Data records
┄┄┄┄┄┄

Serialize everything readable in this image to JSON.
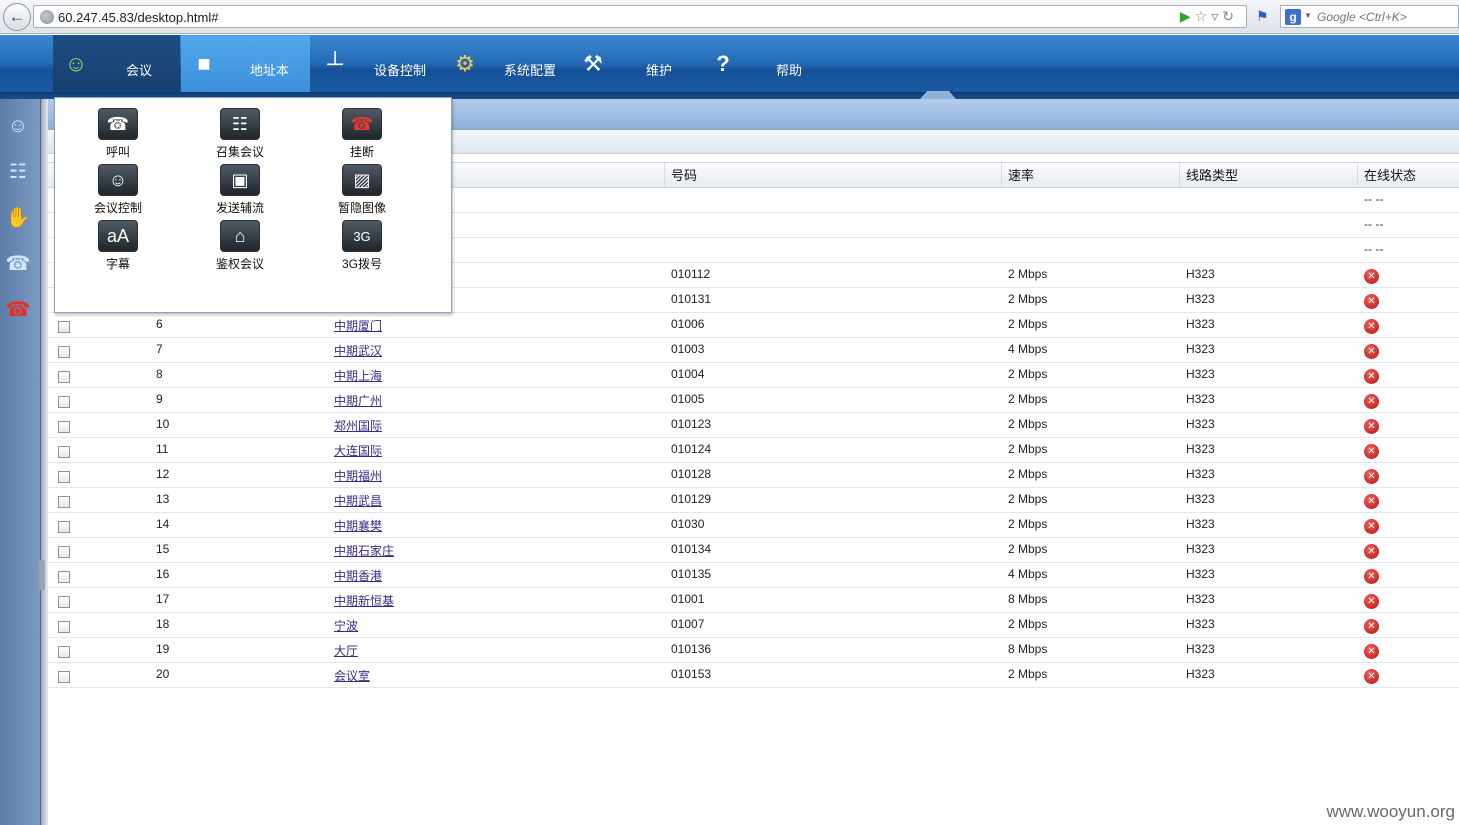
{
  "browser": {
    "back_icon": "arrow-left-icon",
    "url": "60.247.45.83/desktop.html#",
    "search_placeholder": "Google <Ctrl+K>"
  },
  "nav": {
    "tabs": [
      {
        "label": "会议",
        "icon": "people-icon"
      },
      {
        "label": "地址本",
        "icon": "address-book-icon"
      },
      {
        "label": "设备控制",
        "icon": "joystick-icon"
      },
      {
        "label": "系统配置",
        "icon": "gear-icon"
      },
      {
        "label": "维护",
        "icon": "tools-icon"
      },
      {
        "label": "帮助",
        "icon": "question-icon"
      }
    ]
  },
  "sidebar": {
    "items": [
      "meeting-icon",
      "conference-icon",
      "hand-icon",
      "phone-call-icon",
      "hangup-icon"
    ]
  },
  "dropdown": {
    "items": [
      {
        "label": "呼叫",
        "icon": "phone-call-icon"
      },
      {
        "label": "召集会议",
        "icon": "convene-icon"
      },
      {
        "label": "挂断",
        "icon": "hangup-icon"
      },
      {
        "label": "会议控制",
        "icon": "meeting-control-icon"
      },
      {
        "label": "发送辅流",
        "icon": "monitor-icon"
      },
      {
        "label": "暂隐图像",
        "icon": "hide-image-icon"
      },
      {
        "label": "字幕",
        "icon": "caption-icon"
      },
      {
        "label": "鉴权会议",
        "icon": "lock-icon"
      },
      {
        "label": "3G拨号",
        "icon": "3g-dial-icon"
      }
    ]
  },
  "table": {
    "headers": {
      "number": "号码",
      "rate": "速率",
      "line": "线路类型",
      "status": "在线状态"
    },
    "placeholder_status": "-- --",
    "rows": [
      {
        "idx": "",
        "name": "",
        "number": "",
        "rate": "",
        "line": "",
        "status": "placeholder"
      },
      {
        "idx": "",
        "name": "",
        "number": "",
        "rate": "",
        "line": "",
        "status": "placeholder"
      },
      {
        "idx": "",
        "name": "",
        "number": "",
        "rate": "",
        "line": "",
        "status": "placeholder"
      },
      {
        "idx": "",
        "name": "",
        "number": "010112",
        "rate": "2 Mbps",
        "line": "H323",
        "status": "offline"
      },
      {
        "idx": "",
        "name": "",
        "number": "010131",
        "rate": "2 Mbps",
        "line": "H323",
        "status": "offline"
      },
      {
        "idx": "6",
        "name": "中期厦门",
        "number": "01006",
        "rate": "2 Mbps",
        "line": "H323",
        "status": "offline"
      },
      {
        "idx": "7",
        "name": "中期武汉",
        "number": "01003",
        "rate": "4 Mbps",
        "line": "H323",
        "status": "offline"
      },
      {
        "idx": "8",
        "name": "中期上海",
        "number": "01004",
        "rate": "2 Mbps",
        "line": "H323",
        "status": "offline"
      },
      {
        "idx": "9",
        "name": "中期广州",
        "number": "01005",
        "rate": "2 Mbps",
        "line": "H323",
        "status": "offline"
      },
      {
        "idx": "10",
        "name": "郑州国际",
        "number": "010123",
        "rate": "2 Mbps",
        "line": "H323",
        "status": "offline"
      },
      {
        "idx": "11",
        "name": "大连国际",
        "number": "010124",
        "rate": "2 Mbps",
        "line": "H323",
        "status": "offline"
      },
      {
        "idx": "12",
        "name": "中期福州",
        "number": "010128",
        "rate": "2 Mbps",
        "line": "H323",
        "status": "offline"
      },
      {
        "idx": "13",
        "name": "中期武昌",
        "number": "010129",
        "rate": "2 Mbps",
        "line": "H323",
        "status": "offline"
      },
      {
        "idx": "14",
        "name": "中期襄樊",
        "number": "01030",
        "rate": "2 Mbps",
        "line": "H323",
        "status": "offline"
      },
      {
        "idx": "15",
        "name": "中期石家庄",
        "number": "010134",
        "rate": "2 Mbps",
        "line": "H323",
        "status": "offline"
      },
      {
        "idx": "16",
        "name": "中期香港",
        "number": "010135",
        "rate": "4 Mbps",
        "line": "H323",
        "status": "offline"
      },
      {
        "idx": "17",
        "name": "中期新恒基",
        "number": "01001",
        "rate": "8 Mbps",
        "line": "H323",
        "status": "offline"
      },
      {
        "idx": "18",
        "name": "宁波",
        "number": "01007",
        "rate": "2 Mbps",
        "line": "H323",
        "status": "offline"
      },
      {
        "idx": "19",
        "name": "大厅",
        "number": "010136",
        "rate": "8 Mbps",
        "line": "H323",
        "status": "offline"
      },
      {
        "idx": "20",
        "name": "会议室",
        "number": "010153",
        "rate": "2 Mbps",
        "line": "H323",
        "status": "offline"
      }
    ]
  },
  "watermark": "www.wooyun.org",
  "colors": {
    "nav_blue": "#2369b3",
    "offline_red": "#c8211c",
    "link_purple": "#3c2a88"
  }
}
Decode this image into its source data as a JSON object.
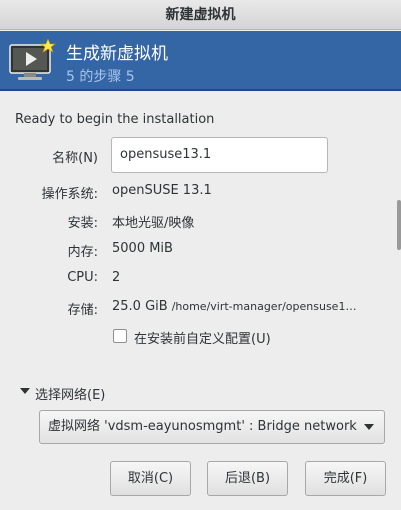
{
  "window": {
    "title": "新建虚拟机"
  },
  "header": {
    "title": "生成新虚拟机",
    "subtitle": "5 的步骤 5",
    "icon": "monitor-star-icon"
  },
  "summary": {
    "ready_text": "Ready to begin the installation",
    "name_label": "名称(N)",
    "name_value": "opensuse13.1",
    "os_label": "操作系统:",
    "os_value": "openSUSE 13.1",
    "install_label": "安装:",
    "install_value": "本地光驱/映像",
    "memory_label": "内存:",
    "memory_value": "5000 MiB",
    "cpu_label": "CPU:",
    "cpu_value": "2",
    "storage_label": "存储:",
    "storage_size": "25.0 GiB",
    "storage_path": "/home/virt-manager/opensuse1…"
  },
  "customize": {
    "label": "在安装前自定义配置(U)",
    "checked": false
  },
  "network": {
    "expander_label": "选择网络(E)",
    "selected": "虚拟网络 'vdsm-eayunosmgmt' : Bridge network"
  },
  "buttons": {
    "cancel": "取消(C)",
    "back": "后退(B)",
    "finish": "完成(F)"
  },
  "colors": {
    "header_bg": "#3465a4",
    "subtitle": "#a8c4ec"
  }
}
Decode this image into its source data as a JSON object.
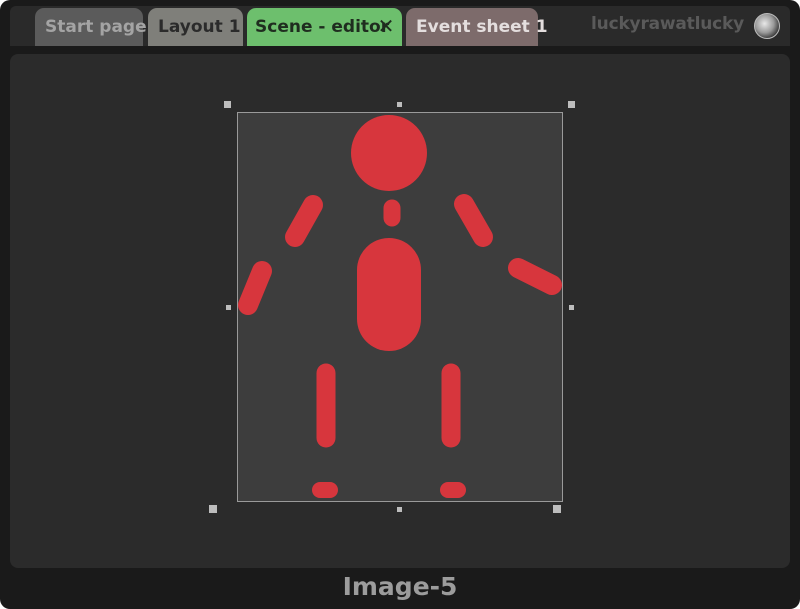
{
  "tabs": [
    {
      "label": "Start page",
      "active": false
    },
    {
      "label": "Layout 1",
      "active": false
    },
    {
      "label": "Scene - editor",
      "active": true
    },
    {
      "label": "Event sheet 1",
      "active": false
    }
  ],
  "tab_close_icon": "close-icon",
  "user": {
    "name": "luckyrawatlucky",
    "avatar_icon": "user-avatar"
  },
  "figure": {
    "color": "#d7363d",
    "name": "stick-figure"
  },
  "footer": {
    "title": "Image-5"
  },
  "colors": {
    "active_tab": "#6dbf6d",
    "event_tab": "#7d6b6b",
    "canvas_bg": "#2b2b2b",
    "stage_bg": "#3d3d3d"
  }
}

┄┄┄┄┄┄

WORK REQUIRED:
Pictures are not part of the copy; reproduce everything else in the records exactly.

EXERCISE ANSWER:
Serialize everything readable in this image to JSON.
{
  "browser": {
    "back_icon": "arrow-left-icon",
    "url": "60.247.45.83/desktop.html#",
    "search_placeholder": "Google <Ctrl+K>"
  },
  "nav": {
    "tabs": [
      {
        "label": "会议",
        "icon": "people-icon"
      },
      {
        "label": "地址本",
        "icon": "address-book-icon"
      },
      {
        "label": "设备控制",
        "icon": "joystick-icon"
      },
      {
        "label": "系统配置",
        "icon": "gear-icon"
      },
      {
        "label": "维护",
        "icon": "tools-icon"
      },
      {
        "label": "帮助",
        "icon": "question-icon"
      }
    ]
  },
  "sidebar": {
    "items": [
      "meeting-icon",
      "conference-icon",
      "hand-icon",
      "phone-call-icon",
      "hangup-icon"
    ]
  },
  "dropdown": {
    "items": [
      {
        "label": "呼叫",
        "icon": "phone-call-icon"
      },
      {
        "label": "召集会议",
        "icon": "convene-icon"
      },
      {
        "label": "挂断",
        "icon": "hangup-icon"
      },
      {
        "label": "会议控制",
        "icon": "meeting-control-icon"
      },
      {
        "label": "发送辅流",
        "icon": "monitor-icon"
      },
      {
        "label": "暂隐图像",
        "icon": "hide-image-icon"
      },
      {
        "label": "字幕",
        "icon": "caption-icon"
      },
      {
        "label": "鉴权会议",
        "icon": "lock-icon"
      },
      {
        "label": "3G拨号",
        "icon": "3g-dial-icon"
      }
    ]
  },
  "table": {
    "headers": {
      "number": "号码",
      "rate": "速率",
      "line": "线路类型",
      "status": "在线状态"
    },
    "placeholder_status": "-- --",
    "rows": [
      {
        "idx": "",
        "name": "",
        "number": "",
        "rate": "",
        "line": "",
        "status": "placeholder"
      },
      {
        "idx": "",
        "name": "",
        "number": "",
        "rate": "",
        "line": "",
        "status": "placeholder"
      },
      {
        "idx": "",
        "name": "",
        "number": "",
        "rate": "",
        "line": "",
        "status": "placeholder"
      },
      {
        "idx": "",
        "name": "",
        "number": "010112",
        "rate": "2 Mbps",
        "line": "H323",
        "status": "offline"
      },
      {
        "idx": "",
        "name": "",
        "number": "010131",
        "rate": "2 Mbps",
        "line": "H323",
        "status": "offline"
      },
      {
        "idx": "6",
        "name": "中期厦门",
        "number": "01006",
        "rate": "2 Mbps",
        "line": "H323",
        "status": "offline"
      },
      {
        "idx": "7",
        "name": "中期武汉",
        "number": "01003",
        "rate": "4 Mbps",
        "line": "H323",
        "status": "offline"
      },
      {
        "idx": "8",
        "name": "中期上海",
        "number": "01004",
        "rate": "2 Mbps",
        "line": "H323",
        "status": "offline"
      },
      {
        "idx": "9",
        "name": "中期广州",
        "number": "01005",
        "rate": "2 Mbps",
        "line": "H323",
        "status": "offline"
      },
      {
        "idx": "10",
        "name": "郑州国际",
        "number": "010123",
        "rate": "2 Mbps",
        "line": "H323",
        "status": "offline"
      },
      {
        "idx": "11",
        "name": "大连国际",
        "number": "010124",
        "rate": "2 Mbps",
        "line": "H323",
        "status": "offline"
      },
      {
        "idx": "12",
        "name": "中期福州",
        "number": "010128",
        "rate": "2 Mbps",
        "line": "H323",
        "status": "offline"
      },
      {
        "idx": "13",
        "name": "中期武昌",
        "number": "010129",
        "rate": "2 Mbps",
        "line": "H323",
        "status": "offline"
      },
      {
        "idx": "14",
        "name": "中期襄樊",
        "number": "01030",
        "rate": "2 Mbps",
        "line": "H323",
        "status": "offline"
      },
      {
        "idx": "15",
        "name": "中期石家庄",
        "number": "010134",
        "rate": "2 Mbps",
        "line": "H323",
        "status": "offline"
      },
      {
        "idx": "16",
        "name": "中期香港",
        "number": "010135",
        "rate": "4 Mbps",
        "line": "H323",
        "status": "offline"
      },
      {
        "idx": "17",
        "name": "中期新恒基",
        "number": "01001",
        "rate": "8 Mbps",
        "line": "H323",
        "status": "offline"
      },
      {
        "idx": "18",
        "name": "宁波",
        "number": "01007",
        "rate": "2 Mbps",
        "line": "H323",
        "status": "offline"
      },
      {
        "idx": "19",
        "name": "大厅",
        "number": "010136",
        "rate": "8 Mbps",
        "line": "H323",
        "status": "offline"
      },
      {
        "idx": "20",
        "name": "会议室",
        "number": "010153",
        "rate": "2 Mbps",
        "line": "H323",
        "status": "offline"
      }
    ]
  },
  "watermark": "www.wooyun.org",
  "colors": {
    "nav_blue": "#2369b3",
    "offline_red": "#c8211c",
    "link_purple": "#3c2a88"
  }
}
Decode this image into its source data as a JSON object.
{
  "window": {
    "title": "新建虚拟机"
  },
  "header": {
    "title": "生成新虚拟机",
    "subtitle": "5 的步骤 5",
    "icon": "monitor-star-icon"
  },
  "summary": {
    "ready_text": "Ready to begin the installation",
    "name_label": "名称(N)",
    "name_value": "opensuse13.1",
    "os_label": "操作系统:",
    "os_value": "openSUSE 13.1",
    "install_label": "安装:",
    "install_value": "本地光驱/映像",
    "memory_label": "内存:",
    "memory_value": "5000 MiB",
    "cpu_label": "CPU:",
    "cpu_value": "2",
    "storage_label": "存储:",
    "storage_size": "25.0 GiB",
    "storage_path": "/home/virt-manager/opensuse1…"
  },
  "customize": {
    "label": "在安装前自定义配置(U)",
    "checked": false
  },
  "network": {
    "expander_label": "选择网络(E)",
    "selected": "虚拟网络 'vdsm-eayunosmgmt' : Bridge network"
  },
  "buttons": {
    "cancel": "取消(C)",
    "back": "后退(B)",
    "finish": "完成(F)"
  },
  "colors": {
    "header_bg": "#3465a4",
    "subtitle": "#a8c4ec"
  }
}
Decode this image into its source data as a JSON object.
{
  "tabs": [
    {
      "label": "Start page",
      "active": false
    },
    {
      "label": "Layout 1",
      "active": false
    },
    {
      "label": "Scene - editor",
      "active": true
    },
    {
      "label": "Event sheet 1",
      "active": false
    }
  ],
  "tab_close_icon": "close-icon",
  "user": {
    "name": "luckyrawatlucky",
    "avatar_icon": "user-avatar"
  },
  "figure": {
    "color": "#d7363d",
    "name": "stick-figure"
  },
  "footer": {
    "title": "Image-5"
  },
  "colors": {
    "active_tab": "#6dbf6d",
    "event_tab": "#7d6b6b",
    "canvas_bg": "#2b2b2b",
    "stage_bg": "#3d3d3d"
  }
}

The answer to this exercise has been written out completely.